** MATERIAL **
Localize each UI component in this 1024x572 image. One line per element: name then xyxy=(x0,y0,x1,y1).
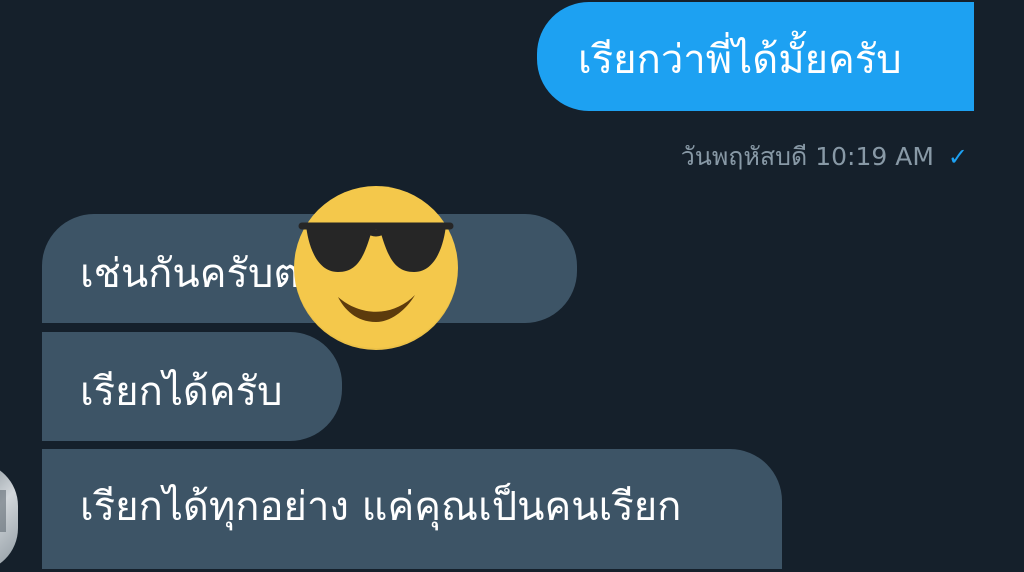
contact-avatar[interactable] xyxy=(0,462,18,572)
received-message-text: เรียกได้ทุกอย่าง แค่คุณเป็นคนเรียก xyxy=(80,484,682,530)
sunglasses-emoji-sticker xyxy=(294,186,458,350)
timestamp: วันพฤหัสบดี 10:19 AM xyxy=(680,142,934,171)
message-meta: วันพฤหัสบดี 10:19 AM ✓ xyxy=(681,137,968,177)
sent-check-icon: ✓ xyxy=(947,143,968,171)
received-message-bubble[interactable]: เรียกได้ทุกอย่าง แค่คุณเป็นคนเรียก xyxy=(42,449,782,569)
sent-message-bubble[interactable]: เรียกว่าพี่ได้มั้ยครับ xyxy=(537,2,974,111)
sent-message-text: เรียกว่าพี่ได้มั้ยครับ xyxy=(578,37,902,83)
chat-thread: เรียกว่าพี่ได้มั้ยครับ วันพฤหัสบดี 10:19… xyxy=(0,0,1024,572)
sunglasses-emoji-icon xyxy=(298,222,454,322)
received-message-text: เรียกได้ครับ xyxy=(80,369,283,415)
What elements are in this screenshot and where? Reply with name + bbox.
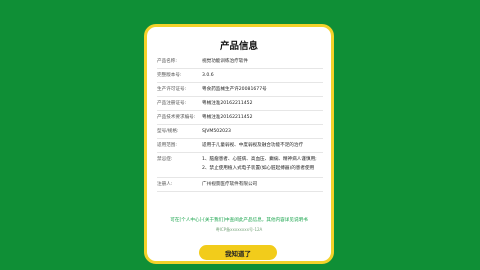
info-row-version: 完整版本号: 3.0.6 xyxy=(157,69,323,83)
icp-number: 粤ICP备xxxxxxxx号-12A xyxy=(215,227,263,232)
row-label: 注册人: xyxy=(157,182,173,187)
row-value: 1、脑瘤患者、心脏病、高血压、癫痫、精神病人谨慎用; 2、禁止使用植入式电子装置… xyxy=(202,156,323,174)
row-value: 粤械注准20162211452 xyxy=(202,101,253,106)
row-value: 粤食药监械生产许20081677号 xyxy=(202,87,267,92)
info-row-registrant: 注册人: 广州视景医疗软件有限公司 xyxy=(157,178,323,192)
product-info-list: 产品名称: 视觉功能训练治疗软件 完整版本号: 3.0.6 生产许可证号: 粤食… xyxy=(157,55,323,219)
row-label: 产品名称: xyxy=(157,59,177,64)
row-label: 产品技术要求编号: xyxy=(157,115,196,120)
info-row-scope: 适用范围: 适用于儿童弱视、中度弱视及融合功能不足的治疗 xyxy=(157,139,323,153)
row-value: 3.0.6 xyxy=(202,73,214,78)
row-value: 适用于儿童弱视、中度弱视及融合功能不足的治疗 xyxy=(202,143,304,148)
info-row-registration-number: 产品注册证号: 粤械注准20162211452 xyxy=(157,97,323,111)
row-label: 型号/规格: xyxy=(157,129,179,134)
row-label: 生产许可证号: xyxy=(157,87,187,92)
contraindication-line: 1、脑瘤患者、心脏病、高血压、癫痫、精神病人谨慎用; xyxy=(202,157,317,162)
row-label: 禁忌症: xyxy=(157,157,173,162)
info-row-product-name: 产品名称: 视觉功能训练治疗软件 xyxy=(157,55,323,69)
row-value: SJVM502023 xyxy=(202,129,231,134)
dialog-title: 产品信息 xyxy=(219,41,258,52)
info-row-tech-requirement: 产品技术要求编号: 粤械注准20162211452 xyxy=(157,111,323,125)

** SHORT PROBLEM **
Reproduce the whole listing above line for line, with every character unchanged, and leave out the pictures.

** OUTPUT OF THE EXERCISE **
Localize each UI component in this 1024x572 image. One line per element: name then xyxy=(x0,y0,x1,y1).
contact-avatar[interactable] xyxy=(0,462,18,572)
received-message-text: เรียกได้ทุกอย่าง แค่คุณเป็นคนเรียก xyxy=(80,484,682,530)
sunglasses-emoji-sticker xyxy=(294,186,458,350)
timestamp: วันพฤหัสบดี 10:19 AM xyxy=(680,142,934,171)
message-meta: วันพฤหัสบดี 10:19 AM ✓ xyxy=(681,137,968,177)
sent-check-icon: ✓ xyxy=(947,143,968,171)
received-message-bubble[interactable]: เรียกได้ทุกอย่าง แค่คุณเป็นคนเรียก xyxy=(42,449,782,569)
sent-message-bubble[interactable]: เรียกว่าพี่ได้มั้ยครับ xyxy=(537,2,974,111)
sent-message-text: เรียกว่าพี่ได้มั้ยครับ xyxy=(578,37,902,83)
chat-thread: เรียกว่าพี่ได้มั้ยครับ วันพฤหัสบดี 10:19… xyxy=(0,0,1024,572)
sunglasses-emoji-icon xyxy=(298,222,454,322)
received-message-text: เรียกได้ครับ xyxy=(80,369,283,415)
What elements are in this screenshot and where? Reply with name + bbox.
info-row-version: 完整版本号: 3.0.6 xyxy=(157,69,323,83)
icp-number: 粤ICP备xxxxxxxx号-12A xyxy=(215,227,263,232)
row-label: 注册人: xyxy=(157,182,173,187)
row-value: 1、脑瘤患者、心脏病、高血压、癫痫、精神病人谨慎用; 2、禁止使用植入式电子装置… xyxy=(202,156,323,174)
row-value: 粤械注准20162211452 xyxy=(202,101,253,106)
row-value: 粤食药监械生产许20081677号 xyxy=(202,87,267,92)
info-row-registrant: 注册人: 广州视景医疗软件有限公司 xyxy=(157,178,323,192)
product-info-list: 产品名称: 视觉功能训练治疗软件 完整版本号: 3.0.6 生产许可证号: 粤食… xyxy=(157,55,323,219)
row-label: 产品名称: xyxy=(157,59,177,64)
row-label: 产品技术要求编号: xyxy=(157,115,196,120)
info-row-scope: 适用范围: 适用于儿童弱视、中度弱视及融合功能不足的治疗 xyxy=(157,139,323,153)
row-value: 3.0.6 xyxy=(202,73,214,78)
row-value: 适用于儿童弱视、中度弱视及融合功能不足的治疗 xyxy=(202,143,304,148)
info-row-registration-number: 产品注册证号: 粤械注准20162211452 xyxy=(157,97,323,111)
row-label: 型号/规格: xyxy=(157,129,179,134)
row-label: 生产许可证号: xyxy=(157,87,187,92)
contraindication-line: 1、脑瘤患者、心脏病、高血压、癫痫、精神病人谨慎用; xyxy=(202,157,317,162)
row-label: 禁忌症: xyxy=(157,157,173,162)
info-row-product-name: 产品名称: 视觉功能训练治疗软件 xyxy=(157,55,323,69)
row-value: SJVM502023 xyxy=(202,129,231,134)
dialog-title: 产品信息 xyxy=(219,41,258,52)
info-row-tech-requirement: 产品技术要求编号: 粤械注准20162211452 xyxy=(157,111,323,125)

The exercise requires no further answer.